** WORK INSTRUCTIONS **
In the listing below, find every line containing "document" and copy it out.

** INPUT DATA **
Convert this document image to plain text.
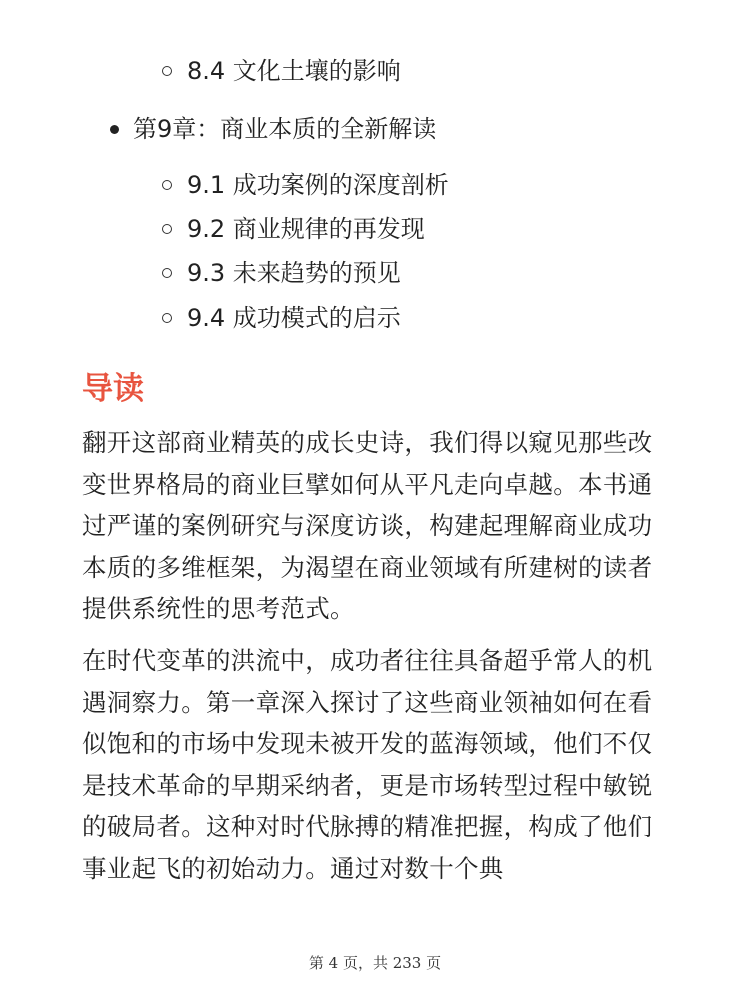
8.4 文化土壤的影响
第9章：商业本质的全新解读
9.1 成功案例的深度剖析
9.2 商业规律的再发现
9.3 未来趋势的预见
9.4 成功模式的启示
导读

翻开这部商业精英的成长史诗，我们得以窥见那些改变世界格局的商业巨擘如何从平凡走向卓越。本书通过严谨的案例研究与深度访谈，构建起理解商业成功本质的多维框架，为渴望在商业领域有所建树的读者提供系统性的思考范式。

在时代变革的洪流中，成功者往往具备超乎常人的机遇洞察力。第一章深入探讨了这些商业领袖如何在看似饱和的市场中发现未被开发的蓝海领域，他们不仅是技术革命的早期采纳者，更是市场转型过程中敏锐的破局者。这种对时代脉搏的精准把握，构成了他们事业起飞的初始动力。通过对数十个典

第 4 页，共 233 页
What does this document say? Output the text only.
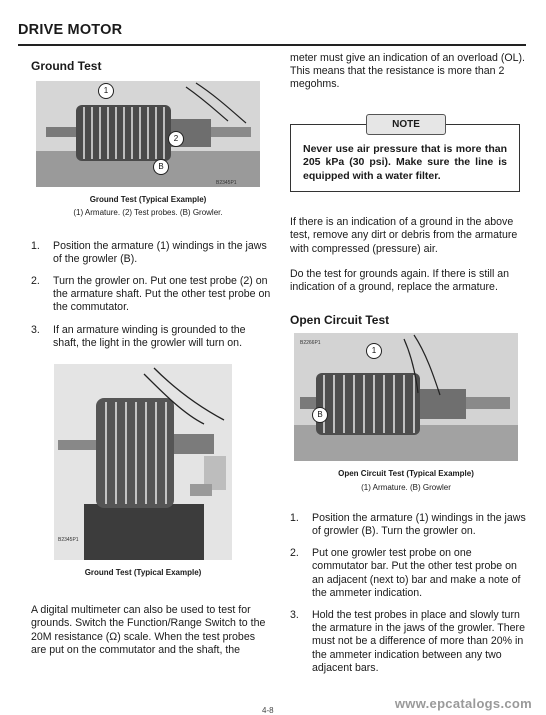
DRIVE MOTOR
Ground Test
1
2
B
B2345P1
Ground Test (Typical Example)
(1) Armature. (2) Test probes. (B) Growler.
1. Position the armature (1) windings in the jaws of the growler (B).
2. Turn the growler on. Put one test probe (2) on the armature shaft. Put the other test probe on the commutator.
3. If an armature winding is grounded to the shaft, the light in the growler will turn on.
B2345P1
Ground Test (Typical Example)

A digital multimeter can also be used to test for grounds. Switch the Function/Range Switch to the 20M resistance (Ω) scale. When the test probes are put on the commutator and the shaft, the

meter must give an indication of an overload (OL). This means that the resistance is more than 2 megohms.

NOTE
Never use air pressure that is more than 205 kPa (30 psi). Make sure the line is equipped with a water filter.

If there is an indication of a ground in the above test, remove any dirt or debris from the armature with compressed (pressure) air.

Do the test for grounds again. If there is still an indication of a ground, replace the armature.

Open Circuit Test
1
B
B2266P1
Open Circuit Test (Typical Example)
(1) Armature. (B) Growler
1. Position the armature (1) windings in the jaws of growler (B). Turn the growler on.
2. Put one growler test probe on one commutator bar. Put the other test probe on an adjacent (next to) bar and make a note of the ammeter indication.
3. Hold the test probes in place and slowly turn the armature in the jaws of the growler. There must not be a difference of more than 20% in the ammeter indication between any two adjacent bars.
4-8	www.epcatalogs.com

** WRITTEN SOLUTION **
Convert this document image to plain text.
What does this document say? Output the text only.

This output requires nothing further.